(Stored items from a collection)

•••

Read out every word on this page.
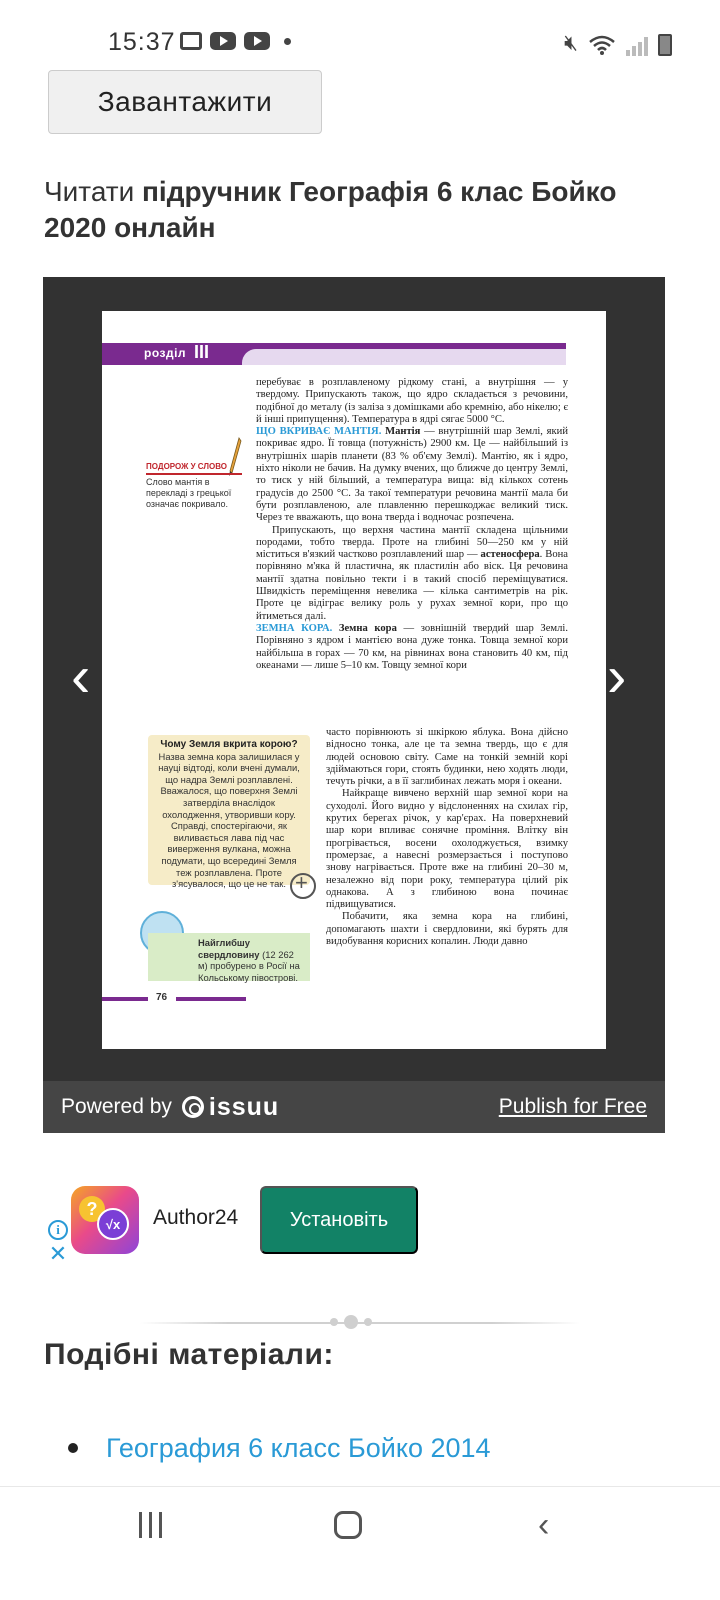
15:37	🔇︎
Завантажити
Читати підручник Географія 6 клас Бойко 2020 онлайн
розділ III

перебуває в розплавленому рідкому стані, а внутрішня — у твердому. Припускають також, що ядро складається з речовини, подібної до металу (із заліза з домішками або кремнію, або нікелю; є й інші припущення). Температура в ядрі сягає 5000 °С.

ЩО ВКРИВАЄ МАНТІЯ. Мантія — внутрішній шар Землі, який покриває ядро. Її товща (потужність) 2900 км. Це — найбільший із внутрішніх шарів планети (83 % об'єму Землі). Мантію, як і ядро, ніхто ніколи не бачив. На думку вчених, що ближче до центру Землі, то тиск у ній більший, а температура вища: від кількох сотень градусів до 2500 °С. За такої температури речовина мантії мала би бути розплавленою, але плавленню перешкоджає великий тиск. Через те вважають, що вона тверда і водночас розпечена.

Припускають, що верхня частина мантії складена щільними породами, тобто тверда. Проте на глибині 50—250 км у ній міститься в'язкий частково розплавлений шар — астеносфера. Вона порівняно м'яка й пластична, як пластилін або віск. Ця речовина мантії здатна повільно текти і в такий спосіб переміщуватися. Швидкість переміщення невелика — кілька сантиметрів на рік. Проте це відіграє велику роль у рухах земної кори, про що йтиметься далі.

ЗЕМНА КОРА. Земна кора — зовнішній твердий шар Землі. Порівняно з ядром і мантією вона дуже тонка. Товща земної кори найбільша в горах — 70 км, на рівнинах вона становить 40 км, під океанами — лише 5–10 км. Товщу земної кори

часто порівнюють зі шкіркою яблука. Вона дійсно відносно тонка, але це та земна твердь, що є для людей основою світу. Саме на тонкій земній корі здіймаються гори, стоять будинки, нею ходять люди, течуть річки, а в її заглибинах лежать моря і океани.

Найкраще вивчено верхній шар земної кори на суходолі. Його видно у відслоненнях на схилах гір, крутих берегах річок, у кар'єрах. На поверхневий шар кори впливає сонячне проміння. Влітку він прогрівається, восени охолоджується, взимку промерзає, а навесні розмерзається і поступово знову нагрівається. Проте вже на глибині 20–30 м, незалежно від пори року, температура цілий рік однакова. А з глибиною вона починає підвищуватися.

Побачити, яка земна кора на глибині, допомагають шахти і свердловини, які бурять для видобування корисних копалин. Люди давно

ПОДОРОЖ У СЛОВО
Слово мантія в перекладі з грецької означає покривало.
Чому Земля вкрита корою?
Назва земна кора залишилася у науці відтоді, коли вчені думали, що надра Землі розплавлені. Вважалося, що поверхня Землі затверділа внаслідок охолодження, утворивши кору. Справді, спостерігаючи, як виливається лава під час виверження вулкана, можна подумати, що всередині Земля теж розплавлена. Проте з'ясувалося, що це не так.
+
Найглибшу свердловину (12 262 м) пробурено в Росії на Кольському півострові.
76
‹	›
Powered by issuu	Publish for Free
i
✕
?
√x	Author24	Установіть
Подібні матеріали:
География 6 класс Бойко 2014
‹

•••

Exercise brief — Every record above should come back exactly, but without its pictures.

Problem solution —
Read out every word on this page.
15:37	🔇︎
Завантажити
Читати підручник Географія 6 клас Бойко 2020 онлайн
розділ III

перебуває в розплавленому рідкому стані, а внутрішня — у твердому. Припускають також, що ядро складається з речовини, подібної до металу (із заліза з домішками або кремнію, або нікелю; є й інші припущення). Температура в ядрі сягає 5000 °С.

ЩО ВКРИВАЄ МАНТІЯ. Мантія — внутрішній шар Землі, який покриває ядро. Її товща (потужність) 2900 км. Це — найбільший із внутрішніх шарів планети (83 % об'єму Землі). Мантію, як і ядро, ніхто ніколи не бачив. На думку вчених, що ближче до центру Землі, то тиск у ній більший, а температура вища: від кількох сотень градусів до 2500 °С. За такої температури речовина мантії мала би бути розплавленою, але плавленню перешкоджає великий тиск. Через те вважають, що вона тверда і водночас розпечена.

Припускають, що верхня частина мантії складена щільними породами, тобто тверда. Проте на глибині 50—250 км у ній міститься в'язкий частково розплавлений шар — астеносфера. Вона порівняно м'яка й пластична, як пластилін або віск. Ця речовина мантії здатна повільно текти і в такий спосіб переміщуватися. Швидкість переміщення невелика — кілька сантиметрів на рік. Проте це відіграє велику роль у рухах земної кори, про що йтиметься далі.

ЗЕМНА КОРА. Земна кора — зовнішній твердий шар Землі. Порівняно з ядром і мантією вона дуже тонка. Товща земної кори найбільша в горах — 70 км, на рівнинах вона становить 40 км, під океанами — лише 5–10 км. Товщу земної кори

часто порівнюють зі шкіркою яблука. Вона дійсно відносно тонка, але це та земна твердь, що є для людей основою світу. Саме на тонкій земній корі здіймаються гори, стоять будинки, нею ходять люди, течуть річки, а в її заглибинах лежать моря і океани.

Найкраще вивчено верхній шар земної кори на суходолі. Його видно у відслоненнях на схилах гір, крутих берегах річок, у кар'єрах. На поверхневий шар кори впливає сонячне проміння. Влітку він прогрівається, восени охолоджується, взимку промерзає, а навесні розмерзається і поступово знову нагрівається. Проте вже на глибині 20–30 м, незалежно від пори року, температура цілий рік однакова. А з глибиною вона починає підвищуватися.

Побачити, яка земна кора на глибині, допомагають шахти і свердловини, які бурять для видобування корисних копалин. Люди давно

ПОДОРОЖ У СЛОВО
Слово мантія в перекладі з грецької означає покривало.
Чому Земля вкрита корою?
Назва земна кора залишилася у науці відтоді, коли вчені думали, що надра Землі розплавлені. Вважалося, що поверхня Землі затверділа внаслідок охолодження, утворивши кору. Справді, спостерігаючи, як виливається лава під час виверження вулкана, можна подумати, що всередині Земля теж розплавлена. Проте з'ясувалося, що це не так.
+
Найглибшу свердловину (12 262 м) пробурено в Росії на Кольському півострові.
76
‹	›
Powered by issuu	Publish for Free
i
✕
?
√x	Author24	Установіть
Подібні матеріали:
География 6 класс Бойко 2014
‹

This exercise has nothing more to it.